• _Stated problem_
The required output is a single number: how many lines of the material contain the string "triangle".

* * *

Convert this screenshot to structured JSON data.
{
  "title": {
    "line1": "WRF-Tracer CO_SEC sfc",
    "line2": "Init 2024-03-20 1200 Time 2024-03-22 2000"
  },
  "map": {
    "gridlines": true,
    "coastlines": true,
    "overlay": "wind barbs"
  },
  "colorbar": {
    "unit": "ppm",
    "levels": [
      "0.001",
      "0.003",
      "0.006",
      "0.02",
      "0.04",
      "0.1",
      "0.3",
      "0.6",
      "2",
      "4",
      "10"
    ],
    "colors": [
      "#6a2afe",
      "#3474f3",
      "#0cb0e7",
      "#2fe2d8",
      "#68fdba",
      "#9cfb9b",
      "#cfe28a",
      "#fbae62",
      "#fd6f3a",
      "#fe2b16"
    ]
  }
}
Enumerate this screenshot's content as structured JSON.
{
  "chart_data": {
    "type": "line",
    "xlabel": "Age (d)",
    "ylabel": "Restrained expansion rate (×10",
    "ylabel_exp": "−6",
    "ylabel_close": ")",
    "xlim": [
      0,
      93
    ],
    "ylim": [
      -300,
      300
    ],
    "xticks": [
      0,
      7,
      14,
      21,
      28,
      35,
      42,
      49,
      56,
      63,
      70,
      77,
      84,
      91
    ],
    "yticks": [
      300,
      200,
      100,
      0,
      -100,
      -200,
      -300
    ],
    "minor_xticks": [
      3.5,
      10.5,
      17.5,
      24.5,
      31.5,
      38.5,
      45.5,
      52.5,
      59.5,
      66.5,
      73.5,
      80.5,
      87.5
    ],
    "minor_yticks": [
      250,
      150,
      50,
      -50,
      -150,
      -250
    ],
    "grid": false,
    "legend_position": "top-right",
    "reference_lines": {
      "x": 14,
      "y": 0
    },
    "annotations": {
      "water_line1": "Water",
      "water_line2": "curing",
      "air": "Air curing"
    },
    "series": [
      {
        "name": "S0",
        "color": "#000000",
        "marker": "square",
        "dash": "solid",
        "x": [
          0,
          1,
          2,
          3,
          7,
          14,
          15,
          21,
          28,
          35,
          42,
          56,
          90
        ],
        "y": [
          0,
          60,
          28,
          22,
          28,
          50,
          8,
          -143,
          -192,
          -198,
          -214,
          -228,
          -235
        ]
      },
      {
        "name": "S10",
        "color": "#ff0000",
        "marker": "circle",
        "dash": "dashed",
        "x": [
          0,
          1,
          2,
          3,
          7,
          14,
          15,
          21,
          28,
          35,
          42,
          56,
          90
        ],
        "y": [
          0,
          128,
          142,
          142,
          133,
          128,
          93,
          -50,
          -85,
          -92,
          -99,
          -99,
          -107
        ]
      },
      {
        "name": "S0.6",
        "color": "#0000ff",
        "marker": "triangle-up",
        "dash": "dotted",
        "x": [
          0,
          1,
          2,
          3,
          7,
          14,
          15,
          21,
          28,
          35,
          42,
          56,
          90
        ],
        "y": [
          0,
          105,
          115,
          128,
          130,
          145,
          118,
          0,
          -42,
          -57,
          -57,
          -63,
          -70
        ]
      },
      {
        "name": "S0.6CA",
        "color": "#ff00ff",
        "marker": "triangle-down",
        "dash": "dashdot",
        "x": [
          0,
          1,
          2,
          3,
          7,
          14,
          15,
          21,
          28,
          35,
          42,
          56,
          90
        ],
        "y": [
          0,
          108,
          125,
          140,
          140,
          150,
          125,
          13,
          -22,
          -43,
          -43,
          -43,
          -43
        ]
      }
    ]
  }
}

* * *

• _Reply to the task_
2